(Records)
-------------------------
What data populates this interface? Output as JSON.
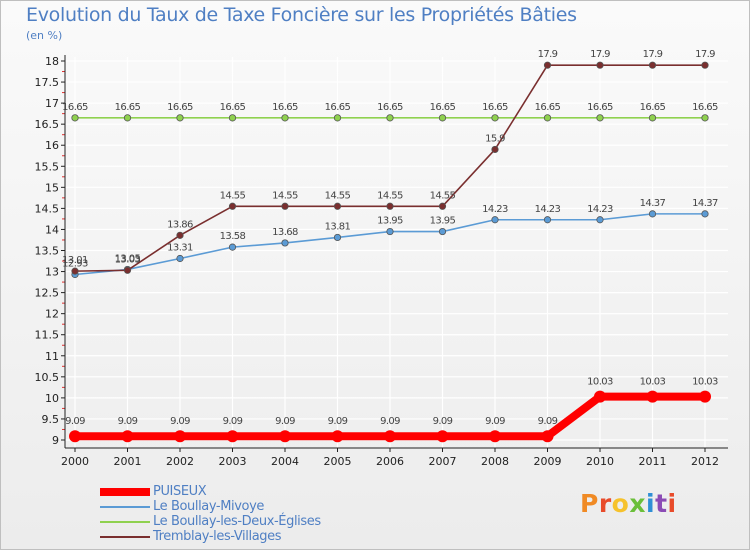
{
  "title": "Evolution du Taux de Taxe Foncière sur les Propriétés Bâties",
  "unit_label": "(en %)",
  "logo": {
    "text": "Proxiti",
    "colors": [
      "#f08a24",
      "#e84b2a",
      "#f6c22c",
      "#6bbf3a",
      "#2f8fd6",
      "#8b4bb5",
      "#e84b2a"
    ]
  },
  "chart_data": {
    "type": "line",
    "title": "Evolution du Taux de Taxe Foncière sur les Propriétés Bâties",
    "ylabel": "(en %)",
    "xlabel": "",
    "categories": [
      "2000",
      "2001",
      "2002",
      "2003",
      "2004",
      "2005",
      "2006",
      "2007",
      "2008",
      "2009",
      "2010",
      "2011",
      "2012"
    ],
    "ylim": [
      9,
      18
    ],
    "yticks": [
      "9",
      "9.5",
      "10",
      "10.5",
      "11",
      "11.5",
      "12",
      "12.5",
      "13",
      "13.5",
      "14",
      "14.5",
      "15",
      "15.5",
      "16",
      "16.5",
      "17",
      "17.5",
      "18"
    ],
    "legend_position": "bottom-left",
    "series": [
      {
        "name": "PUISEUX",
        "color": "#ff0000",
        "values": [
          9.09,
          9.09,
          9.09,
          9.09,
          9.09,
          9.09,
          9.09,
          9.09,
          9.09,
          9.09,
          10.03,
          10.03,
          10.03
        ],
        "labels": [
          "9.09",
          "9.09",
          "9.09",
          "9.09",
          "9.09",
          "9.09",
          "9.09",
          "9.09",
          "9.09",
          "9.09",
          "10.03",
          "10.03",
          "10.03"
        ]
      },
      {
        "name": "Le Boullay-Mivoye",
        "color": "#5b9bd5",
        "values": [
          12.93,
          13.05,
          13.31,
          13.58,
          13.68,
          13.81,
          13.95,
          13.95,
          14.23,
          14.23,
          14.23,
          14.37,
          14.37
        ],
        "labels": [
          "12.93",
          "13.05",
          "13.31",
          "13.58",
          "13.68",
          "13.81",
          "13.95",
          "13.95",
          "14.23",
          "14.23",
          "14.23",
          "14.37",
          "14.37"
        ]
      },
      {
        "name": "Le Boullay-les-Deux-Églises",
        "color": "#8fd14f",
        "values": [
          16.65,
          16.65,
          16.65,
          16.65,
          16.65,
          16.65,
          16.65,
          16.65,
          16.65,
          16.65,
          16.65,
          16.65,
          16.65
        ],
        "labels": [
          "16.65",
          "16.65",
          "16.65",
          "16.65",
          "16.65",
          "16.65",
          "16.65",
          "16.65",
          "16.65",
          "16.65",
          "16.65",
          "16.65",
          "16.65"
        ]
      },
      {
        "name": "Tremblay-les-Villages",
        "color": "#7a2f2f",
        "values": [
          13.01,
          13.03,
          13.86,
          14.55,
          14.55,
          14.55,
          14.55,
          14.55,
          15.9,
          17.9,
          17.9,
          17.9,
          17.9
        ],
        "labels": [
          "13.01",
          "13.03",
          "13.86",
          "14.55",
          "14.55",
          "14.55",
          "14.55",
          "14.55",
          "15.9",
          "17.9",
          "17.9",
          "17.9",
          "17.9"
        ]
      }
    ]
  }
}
-------------------------
#### Exercise task:
Omit the pictures and restate the rest of the records verbatim.

#### Full output:
What data populates this interface? Output as JSON.
{
  "title": "Evolution du Taux de Taxe Foncière sur les Propriétés Bâties",
  "unit_label": "(en %)",
  "logo": {
    "text": "Proxiti",
    "colors": [
      "#f08a24",
      "#e84b2a",
      "#f6c22c",
      "#6bbf3a",
      "#2f8fd6",
      "#8b4bb5",
      "#e84b2a"
    ]
  },
  "chart_data": {
    "type": "line",
    "title": "Evolution du Taux de Taxe Foncière sur les Propriétés Bâties",
    "ylabel": "(en %)",
    "xlabel": "",
    "categories": [
      "2000",
      "2001",
      "2002",
      "2003",
      "2004",
      "2005",
      "2006",
      "2007",
      "2008",
      "2009",
      "2010",
      "2011",
      "2012"
    ],
    "ylim": [
      9,
      18
    ],
    "yticks": [
      "9",
      "9.5",
      "10",
      "10.5",
      "11",
      "11.5",
      "12",
      "12.5",
      "13",
      "13.5",
      "14",
      "14.5",
      "15",
      "15.5",
      "16",
      "16.5",
      "17",
      "17.5",
      "18"
    ],
    "legend_position": "bottom-left",
    "series": [
      {
        "name": "PUISEUX",
        "color": "#ff0000",
        "values": [
          9.09,
          9.09,
          9.09,
          9.09,
          9.09,
          9.09,
          9.09,
          9.09,
          9.09,
          9.09,
          10.03,
          10.03,
          10.03
        ],
        "labels": [
          "9.09",
          "9.09",
          "9.09",
          "9.09",
          "9.09",
          "9.09",
          "9.09",
          "9.09",
          "9.09",
          "9.09",
          "10.03",
          "10.03",
          "10.03"
        ]
      },
      {
        "name": "Le Boullay-Mivoye",
        "color": "#5b9bd5",
        "values": [
          12.93,
          13.05,
          13.31,
          13.58,
          13.68,
          13.81,
          13.95,
          13.95,
          14.23,
          14.23,
          14.23,
          14.37,
          14.37
        ],
        "labels": [
          "12.93",
          "13.05",
          "13.31",
          "13.58",
          "13.68",
          "13.81",
          "13.95",
          "13.95",
          "14.23",
          "14.23",
          "14.23",
          "14.37",
          "14.37"
        ]
      },
      {
        "name": "Le Boullay-les-Deux-Églises",
        "color": "#8fd14f",
        "values": [
          16.65,
          16.65,
          16.65,
          16.65,
          16.65,
          16.65,
          16.65,
          16.65,
          16.65,
          16.65,
          16.65,
          16.65,
          16.65
        ],
        "labels": [
          "16.65",
          "16.65",
          "16.65",
          "16.65",
          "16.65",
          "16.65",
          "16.65",
          "16.65",
          "16.65",
          "16.65",
          "16.65",
          "16.65",
          "16.65"
        ]
      },
      {
        "name": "Tremblay-les-Villages",
        "color": "#7a2f2f",
        "values": [
          13.01,
          13.03,
          13.86,
          14.55,
          14.55,
          14.55,
          14.55,
          14.55,
          15.9,
          17.9,
          17.9,
          17.9,
          17.9
        ],
        "labels": [
          "13.01",
          "13.03",
          "13.86",
          "14.55",
          "14.55",
          "14.55",
          "14.55",
          "14.55",
          "15.9",
          "17.9",
          "17.9",
          "17.9",
          "17.9"
        ]
      }
    ]
  }
}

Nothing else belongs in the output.